- _Data provided_
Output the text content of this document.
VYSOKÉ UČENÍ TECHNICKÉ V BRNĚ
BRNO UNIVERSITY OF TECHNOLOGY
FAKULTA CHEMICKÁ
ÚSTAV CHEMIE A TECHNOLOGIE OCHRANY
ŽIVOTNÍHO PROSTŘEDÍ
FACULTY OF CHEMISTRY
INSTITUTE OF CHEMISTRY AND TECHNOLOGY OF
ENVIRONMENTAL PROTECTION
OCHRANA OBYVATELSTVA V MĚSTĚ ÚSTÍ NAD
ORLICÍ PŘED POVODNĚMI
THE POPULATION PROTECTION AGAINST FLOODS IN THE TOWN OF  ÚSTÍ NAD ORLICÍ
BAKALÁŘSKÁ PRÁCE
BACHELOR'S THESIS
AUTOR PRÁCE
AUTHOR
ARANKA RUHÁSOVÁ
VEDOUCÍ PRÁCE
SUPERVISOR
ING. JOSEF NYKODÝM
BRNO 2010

- _What is being asked_
Reproduce all of the entries word for word.

- _Solution_
Output the text content of this document.
VYSOKÉ UČENÍ TECHNICKÉ V BRNĚ
BRNO UNIVERSITY OF TECHNOLOGY
FAKULTA CHEMICKÁ
ÚSTAV CHEMIE A TECHNOLOGIE OCHRANY
ŽIVOTNÍHO PROSTŘEDÍ
FACULTY OF CHEMISTRY
INSTITUTE OF CHEMISTRY AND TECHNOLOGY OF
ENVIRONMENTAL PROTECTION
OCHRANA OBYVATELSTVA V MĚSTĚ ÚSTÍ NAD
ORLICÍ PŘED POVODNĚMI
THE POPULATION PROTECTION AGAINST FLOODS IN THE TOWN OF  ÚSTÍ NAD ORLICÍ
BAKALÁŘSKÁ PRÁCE
BACHELOR'S THESIS
AUTOR PRÁCE
AUTHOR
ARANKA RUHÁSOVÁ
VEDOUCÍ PRÁCE
SUPERVISOR
ING. JOSEF NYKODÝM
BRNO 2010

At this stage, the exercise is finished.